▶ [WHAT NEEDS TO BE DONE] Retype the complete listing exactly as it appears.

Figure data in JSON
-- begin --

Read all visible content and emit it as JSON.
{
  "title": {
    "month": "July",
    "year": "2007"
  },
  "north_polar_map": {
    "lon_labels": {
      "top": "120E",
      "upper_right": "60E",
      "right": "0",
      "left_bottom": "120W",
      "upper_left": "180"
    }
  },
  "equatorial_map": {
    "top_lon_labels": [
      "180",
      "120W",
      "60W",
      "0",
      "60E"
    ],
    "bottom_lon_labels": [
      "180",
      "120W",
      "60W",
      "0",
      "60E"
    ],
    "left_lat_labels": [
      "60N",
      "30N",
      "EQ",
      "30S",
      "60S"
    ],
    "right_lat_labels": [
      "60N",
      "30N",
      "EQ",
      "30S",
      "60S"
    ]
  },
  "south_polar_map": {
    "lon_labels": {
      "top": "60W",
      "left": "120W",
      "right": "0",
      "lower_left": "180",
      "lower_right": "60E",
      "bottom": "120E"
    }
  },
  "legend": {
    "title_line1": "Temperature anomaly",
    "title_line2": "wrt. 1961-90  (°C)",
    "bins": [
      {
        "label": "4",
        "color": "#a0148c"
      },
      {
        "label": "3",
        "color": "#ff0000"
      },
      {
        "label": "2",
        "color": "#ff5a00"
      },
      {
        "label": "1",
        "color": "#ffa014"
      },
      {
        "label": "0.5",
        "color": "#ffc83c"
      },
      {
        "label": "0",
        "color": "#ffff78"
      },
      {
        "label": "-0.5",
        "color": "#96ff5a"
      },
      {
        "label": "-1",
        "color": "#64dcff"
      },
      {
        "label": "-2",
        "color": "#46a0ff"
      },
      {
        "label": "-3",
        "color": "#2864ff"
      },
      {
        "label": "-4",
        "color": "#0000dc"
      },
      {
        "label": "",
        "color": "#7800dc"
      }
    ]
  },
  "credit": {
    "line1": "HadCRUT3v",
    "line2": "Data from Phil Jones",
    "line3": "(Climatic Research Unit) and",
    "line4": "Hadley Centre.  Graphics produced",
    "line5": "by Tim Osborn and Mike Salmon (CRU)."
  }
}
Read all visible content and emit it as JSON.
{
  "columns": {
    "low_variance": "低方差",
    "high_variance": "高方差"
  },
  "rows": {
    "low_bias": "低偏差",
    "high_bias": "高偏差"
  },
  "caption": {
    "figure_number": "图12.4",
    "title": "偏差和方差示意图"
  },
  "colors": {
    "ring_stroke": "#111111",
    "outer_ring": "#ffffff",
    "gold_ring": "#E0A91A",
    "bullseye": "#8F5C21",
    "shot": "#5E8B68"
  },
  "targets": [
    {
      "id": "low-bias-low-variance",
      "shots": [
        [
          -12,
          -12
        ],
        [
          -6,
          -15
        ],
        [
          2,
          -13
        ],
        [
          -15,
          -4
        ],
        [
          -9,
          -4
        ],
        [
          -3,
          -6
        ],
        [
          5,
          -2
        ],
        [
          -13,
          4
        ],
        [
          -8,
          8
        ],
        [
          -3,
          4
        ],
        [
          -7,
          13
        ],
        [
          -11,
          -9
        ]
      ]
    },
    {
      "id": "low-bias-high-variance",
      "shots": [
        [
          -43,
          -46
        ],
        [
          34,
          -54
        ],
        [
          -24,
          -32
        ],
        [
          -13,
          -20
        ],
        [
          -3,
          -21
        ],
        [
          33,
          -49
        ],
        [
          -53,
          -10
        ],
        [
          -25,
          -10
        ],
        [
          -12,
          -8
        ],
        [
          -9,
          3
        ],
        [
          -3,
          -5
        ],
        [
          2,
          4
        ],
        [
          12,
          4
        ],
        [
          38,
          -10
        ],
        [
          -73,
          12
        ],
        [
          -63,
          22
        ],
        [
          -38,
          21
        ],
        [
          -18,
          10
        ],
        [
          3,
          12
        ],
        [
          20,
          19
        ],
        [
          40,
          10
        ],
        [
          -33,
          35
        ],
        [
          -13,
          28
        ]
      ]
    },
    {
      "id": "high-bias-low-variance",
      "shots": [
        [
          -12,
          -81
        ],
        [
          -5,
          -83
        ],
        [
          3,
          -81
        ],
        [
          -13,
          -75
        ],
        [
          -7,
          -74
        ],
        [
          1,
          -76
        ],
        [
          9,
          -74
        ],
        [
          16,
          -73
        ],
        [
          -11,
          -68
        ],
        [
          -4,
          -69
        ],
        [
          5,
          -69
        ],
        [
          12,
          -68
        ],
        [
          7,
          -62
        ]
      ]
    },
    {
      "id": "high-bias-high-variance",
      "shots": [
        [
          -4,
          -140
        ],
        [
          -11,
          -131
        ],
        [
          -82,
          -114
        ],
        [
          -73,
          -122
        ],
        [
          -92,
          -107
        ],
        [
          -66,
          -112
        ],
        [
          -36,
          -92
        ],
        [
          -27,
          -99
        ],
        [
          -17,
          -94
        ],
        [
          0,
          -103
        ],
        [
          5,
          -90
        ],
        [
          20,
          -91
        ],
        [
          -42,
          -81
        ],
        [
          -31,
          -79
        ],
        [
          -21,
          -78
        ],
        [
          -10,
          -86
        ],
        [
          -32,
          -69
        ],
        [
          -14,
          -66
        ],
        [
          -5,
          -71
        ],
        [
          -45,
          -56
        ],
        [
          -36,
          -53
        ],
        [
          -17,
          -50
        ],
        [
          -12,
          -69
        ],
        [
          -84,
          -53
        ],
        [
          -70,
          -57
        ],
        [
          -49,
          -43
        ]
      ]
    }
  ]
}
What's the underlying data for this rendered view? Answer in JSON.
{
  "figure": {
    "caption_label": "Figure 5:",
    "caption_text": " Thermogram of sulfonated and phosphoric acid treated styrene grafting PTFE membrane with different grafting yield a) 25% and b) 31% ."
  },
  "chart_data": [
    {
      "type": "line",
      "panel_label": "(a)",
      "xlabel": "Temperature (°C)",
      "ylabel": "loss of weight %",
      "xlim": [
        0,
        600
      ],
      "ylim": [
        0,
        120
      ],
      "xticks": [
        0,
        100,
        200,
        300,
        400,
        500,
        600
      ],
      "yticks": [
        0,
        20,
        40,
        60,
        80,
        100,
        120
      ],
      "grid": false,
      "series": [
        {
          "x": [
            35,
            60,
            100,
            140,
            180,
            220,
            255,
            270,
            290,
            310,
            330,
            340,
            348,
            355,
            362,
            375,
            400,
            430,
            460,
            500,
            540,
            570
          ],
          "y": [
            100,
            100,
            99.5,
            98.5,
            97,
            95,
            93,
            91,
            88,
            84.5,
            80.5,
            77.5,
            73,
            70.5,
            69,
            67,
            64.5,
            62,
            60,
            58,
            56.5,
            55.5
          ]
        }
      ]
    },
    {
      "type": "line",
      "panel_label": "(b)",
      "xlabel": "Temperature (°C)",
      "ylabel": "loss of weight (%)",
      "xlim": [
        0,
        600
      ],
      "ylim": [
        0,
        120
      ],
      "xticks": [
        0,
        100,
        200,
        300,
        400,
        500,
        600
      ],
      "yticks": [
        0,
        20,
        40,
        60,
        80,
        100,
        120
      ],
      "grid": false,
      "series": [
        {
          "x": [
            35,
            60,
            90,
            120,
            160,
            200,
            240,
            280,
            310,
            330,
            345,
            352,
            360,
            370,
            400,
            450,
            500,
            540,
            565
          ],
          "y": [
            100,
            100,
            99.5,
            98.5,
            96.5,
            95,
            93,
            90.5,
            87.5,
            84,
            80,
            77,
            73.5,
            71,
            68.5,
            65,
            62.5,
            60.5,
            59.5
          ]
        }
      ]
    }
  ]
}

-- end --

▶ [EXERCISE OUTPUT]
Read all visible content and emit it as JSON.
{
  "title": {
    "month": "July",
    "year": "2007"
  },
  "north_polar_map": {
    "lon_labels": {
      "top": "120E",
      "upper_right": "60E",
      "right": "0",
      "left_bottom": "120W",
      "upper_left": "180"
    }
  },
  "equatorial_map": {
    "top_lon_labels": [
      "180",
      "120W",
      "60W",
      "0",
      "60E"
    ],
    "bottom_lon_labels": [
      "180",
      "120W",
      "60W",
      "0",
      "60E"
    ],
    "left_lat_labels": [
      "60N",
      "30N",
      "EQ",
      "30S",
      "60S"
    ],
    "right_lat_labels": [
      "60N",
      "30N",
      "EQ",
      "30S",
      "60S"
    ]
  },
  "south_polar_map": {
    "lon_labels": {
      "top": "60W",
      "left": "120W",
      "right": "0",
      "lower_left": "180",
      "lower_right": "60E",
      "bottom": "120E"
    }
  },
  "legend": {
    "title_line1": "Temperature anomaly",
    "title_line2": "wrt. 1961-90  (°C)",
    "bins": [
      {
        "label": "4",
        "color": "#a0148c"
      },
      {
        "label": "3",
        "color": "#ff0000"
      },
      {
        "label": "2",
        "color": "#ff5a00"
      },
      {
        "label": "1",
        "color": "#ffa014"
      },
      {
        "label": "0.5",
        "color": "#ffc83c"
      },
      {
        "label": "0",
        "color": "#ffff78"
      },
      {
        "label": "-0.5",
        "color": "#96ff5a"
      },
      {
        "label": "-1",
        "color": "#64dcff"
      },
      {
        "label": "-2",
        "color": "#46a0ff"
      },
      {
        "label": "-3",
        "color": "#2864ff"
      },
      {
        "label": "-4",
        "color": "#0000dc"
      },
      {
        "label": "",
        "color": "#7800dc"
      }
    ]
  },
  "credit": {
    "line1": "HadCRUT3v",
    "line2": "Data from Phil Jones",
    "line3": "(Climatic Research Unit) and",
    "line4": "Hadley Centre.  Graphics produced",
    "line5": "by Tim Osborn and Mike Salmon (CRU)."
  }
}
Read all visible content and emit it as JSON.
{
  "columns": {
    "low_variance": "低方差",
    "high_variance": "高方差"
  },
  "rows": {
    "low_bias": "低偏差",
    "high_bias": "高偏差"
  },
  "caption": {
    "figure_number": "图12.4",
    "title": "偏差和方差示意图"
  },
  "colors": {
    "ring_stroke": "#111111",
    "outer_ring": "#ffffff",
    "gold_ring": "#E0A91A",
    "bullseye": "#8F5C21",
    "shot": "#5E8B68"
  },
  "targets": [
    {
      "id": "low-bias-low-variance",
      "shots": [
        [
          -12,
          -12
        ],
        [
          -6,
          -15
        ],
        [
          2,
          -13
        ],
        [
          -15,
          -4
        ],
        [
          -9,
          -4
        ],
        [
          -3,
          -6
        ],
        [
          5,
          -2
        ],
        [
          -13,
          4
        ],
        [
          -8,
          8
        ],
        [
          -3,
          4
        ],
        [
          -7,
          13
        ],
        [
          -11,
          -9
        ]
      ]
    },
    {
      "id": "low-bias-high-variance",
      "shots": [
        [
          -43,
          -46
        ],
        [
          34,
          -54
        ],
        [
          -24,
          -32
        ],
        [
          -13,
          -20
        ],
        [
          -3,
          -21
        ],
        [
          33,
          -49
        ],
        [
          -53,
          -10
        ],
        [
          -25,
          -10
        ],
        [
          -12,
          -8
        ],
        [
          -9,
          3
        ],
        [
          -3,
          -5
        ],
        [
          2,
          4
        ],
        [
          12,
          4
        ],
        [
          38,
          -10
        ],
        [
          -73,
          12
        ],
        [
          -63,
          22
        ],
        [
          -38,
          21
        ],
        [
          -18,
          10
        ],
        [
          3,
          12
        ],
        [
          20,
          19
        ],
        [
          40,
          10
        ],
        [
          -33,
          35
        ],
        [
          -13,
          28
        ]
      ]
    },
    {
      "id": "high-bias-low-variance",
      "shots": [
        [
          -12,
          -81
        ],
        [
          -5,
          -83
        ],
        [
          3,
          -81
        ],
        [
          -13,
          -75
        ],
        [
          -7,
          -74
        ],
        [
          1,
          -76
        ],
        [
          9,
          -74
        ],
        [
          16,
          -73
        ],
        [
          -11,
          -68
        ],
        [
          -4,
          -69
        ],
        [
          5,
          -69
        ],
        [
          12,
          -68
        ],
        [
          7,
          -62
        ]
      ]
    },
    {
      "id": "high-bias-high-variance",
      "shots": [
        [
          -4,
          -140
        ],
        [
          -11,
          -131
        ],
        [
          -82,
          -114
        ],
        [
          -73,
          -122
        ],
        [
          -92,
          -107
        ],
        [
          -66,
          -112
        ],
        [
          -36,
          -92
        ],
        [
          -27,
          -99
        ],
        [
          -17,
          -94
        ],
        [
          0,
          -103
        ],
        [
          5,
          -90
        ],
        [
          20,
          -91
        ],
        [
          -42,
          -81
        ],
        [
          -31,
          -79
        ],
        [
          -21,
          -78
        ],
        [
          -10,
          -86
        ],
        [
          -32,
          -69
        ],
        [
          -14,
          -66
        ],
        [
          -5,
          -71
        ],
        [
          -45,
          -56
        ],
        [
          -36,
          -53
        ],
        [
          -17,
          -50
        ],
        [
          -12,
          -69
        ],
        [
          -84,
          -53
        ],
        [
          -70,
          -57
        ],
        [
          -49,
          -43
        ]
      ]
    }
  ]
}
What's the underlying data for this rendered view? Answer in JSON.
{
  "figure": {
    "caption_label": "Figure 5:",
    "caption_text": " Thermogram of sulfonated and phosphoric acid treated styrene grafting PTFE membrane with different grafting yield a) 25% and b) 31% ."
  },
  "chart_data": [
    {
      "type": "line",
      "panel_label": "(a)",
      "xlabel": "Temperature (°C)",
      "ylabel": "loss of weight %",
      "xlim": [
        0,
        600
      ],
      "ylim": [
        0,
        120
      ],
      "xticks": [
        0,
        100,
        200,
        300,
        400,
        500,
        600
      ],
      "yticks": [
        0,
        20,
        40,
        60,
        80,
        100,
        120
      ],
      "grid": false,
      "series": [
        {
          "x": [
            35,
            60,
            100,
            140,
            180,
            220,
            255,
            270,
            290,
            310,
            330,
            340,
            348,
            355,
            362,
            375,
            400,
            430,
            460,
            500,
            540,
            570
          ],
          "y": [
            100,
            100,
            99.5,
            98.5,
            97,
            95,
            93,
            91,
            88,
            84.5,
            80.5,
            77.5,
            73,
            70.5,
            69,
            67,
            64.5,
            62,
            60,
            58,
            56.5,
            55.5
          ]
        }
      ]
    },
    {
      "type": "line",
      "panel_label": "(b)",
      "xlabel": "Temperature (°C)",
      "ylabel": "loss of weight (%)",
      "xlim": [
        0,
        600
      ],
      "ylim": [
        0,
        120
      ],
      "xticks": [
        0,
        100,
        200,
        300,
        400,
        500,
        600
      ],
      "yticks": [
        0,
        20,
        40,
        60,
        80,
        100,
        120
      ],
      "grid": false,
      "series": [
        {
          "x": [
            35,
            60,
            90,
            120,
            160,
            200,
            240,
            280,
            310,
            330,
            345,
            352,
            360,
            370,
            400,
            450,
            500,
            540,
            565
          ],
          "y": [
            100,
            100,
            99.5,
            98.5,
            96.5,
            95,
            93,
            90.5,
            87.5,
            84,
            80,
            77,
            73.5,
            71,
            68.5,
            65,
            62.5,
            60.5,
            59.5
          ]
        }
      ]
    }
  ]
}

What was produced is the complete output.